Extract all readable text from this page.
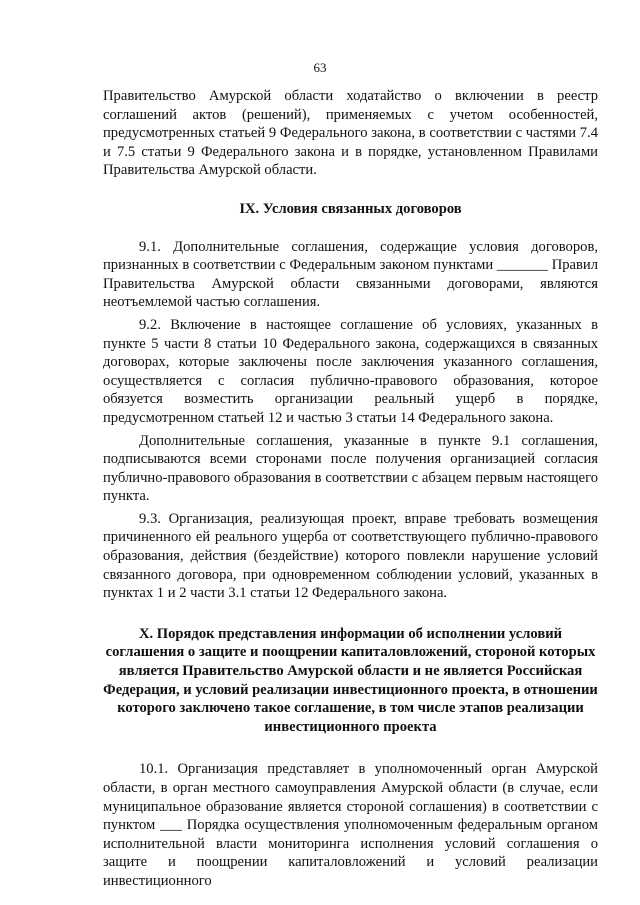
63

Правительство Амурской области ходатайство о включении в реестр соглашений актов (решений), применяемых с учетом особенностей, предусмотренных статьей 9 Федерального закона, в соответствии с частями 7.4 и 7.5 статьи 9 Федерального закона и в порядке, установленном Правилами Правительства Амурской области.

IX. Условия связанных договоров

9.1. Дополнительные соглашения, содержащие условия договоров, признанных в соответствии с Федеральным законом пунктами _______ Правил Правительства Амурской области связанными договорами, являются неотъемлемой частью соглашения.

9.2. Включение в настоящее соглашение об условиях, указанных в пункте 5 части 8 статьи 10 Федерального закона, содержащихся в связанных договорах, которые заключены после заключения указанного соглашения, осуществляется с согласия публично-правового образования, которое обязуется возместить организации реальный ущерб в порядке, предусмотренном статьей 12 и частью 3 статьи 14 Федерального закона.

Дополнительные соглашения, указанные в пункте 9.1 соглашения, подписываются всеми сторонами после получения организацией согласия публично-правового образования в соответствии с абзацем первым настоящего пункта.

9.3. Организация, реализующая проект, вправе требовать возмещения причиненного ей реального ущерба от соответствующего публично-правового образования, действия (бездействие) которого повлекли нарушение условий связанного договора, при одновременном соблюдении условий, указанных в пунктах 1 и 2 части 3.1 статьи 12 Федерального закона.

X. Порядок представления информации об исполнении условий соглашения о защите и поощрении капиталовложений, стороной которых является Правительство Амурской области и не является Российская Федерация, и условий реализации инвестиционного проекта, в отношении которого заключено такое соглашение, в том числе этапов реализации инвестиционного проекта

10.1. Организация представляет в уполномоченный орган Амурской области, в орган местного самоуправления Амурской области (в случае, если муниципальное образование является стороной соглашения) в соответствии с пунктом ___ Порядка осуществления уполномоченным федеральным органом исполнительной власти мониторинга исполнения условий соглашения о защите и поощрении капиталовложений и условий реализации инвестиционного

==

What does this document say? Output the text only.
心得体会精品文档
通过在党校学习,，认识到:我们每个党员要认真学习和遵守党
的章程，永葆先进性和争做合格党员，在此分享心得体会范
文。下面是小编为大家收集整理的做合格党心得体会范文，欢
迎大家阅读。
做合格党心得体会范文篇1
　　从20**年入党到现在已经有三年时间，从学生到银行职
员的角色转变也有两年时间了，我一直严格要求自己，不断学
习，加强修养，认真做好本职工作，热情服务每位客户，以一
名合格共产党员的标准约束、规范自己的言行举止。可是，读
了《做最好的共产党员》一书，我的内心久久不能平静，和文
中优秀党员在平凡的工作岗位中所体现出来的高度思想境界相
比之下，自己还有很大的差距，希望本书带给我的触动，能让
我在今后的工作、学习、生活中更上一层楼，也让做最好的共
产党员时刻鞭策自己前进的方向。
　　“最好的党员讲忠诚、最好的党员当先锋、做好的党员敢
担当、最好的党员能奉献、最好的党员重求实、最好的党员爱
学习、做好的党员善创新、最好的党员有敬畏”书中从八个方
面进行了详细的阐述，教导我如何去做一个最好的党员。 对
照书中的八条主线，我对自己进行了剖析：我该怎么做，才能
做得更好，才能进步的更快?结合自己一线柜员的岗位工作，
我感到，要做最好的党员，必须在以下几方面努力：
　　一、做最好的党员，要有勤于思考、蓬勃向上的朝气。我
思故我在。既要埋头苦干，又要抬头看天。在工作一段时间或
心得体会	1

Objective: Pick out every line above that contains the word "статьей" and copy it.

Correct output:
Правительство Амурской области ходатайство о включении в реестр соглашений актов (решений), применяемых с учетом особенностей, предусмотренных статьей 9 Федерального закона, в соответствии с частями 7.4 и 7.5 статьи 9 Федерального закона и в порядке, установленном Правилами Правительства Амурской области.
9.2. Включение в настоящее соглашение об условиях, указанных в пункте 5 части 8 статьи 10 Федерального закона, содержащихся в связанных договорах, которые заключены после заключения указанного соглашения, осуществляется с согласия публично-правового образования, которое обязуется возместить организации реальный ущерб в порядке, предусмотренном статьей 12 и частью 3 статьи 14 Федерального закона.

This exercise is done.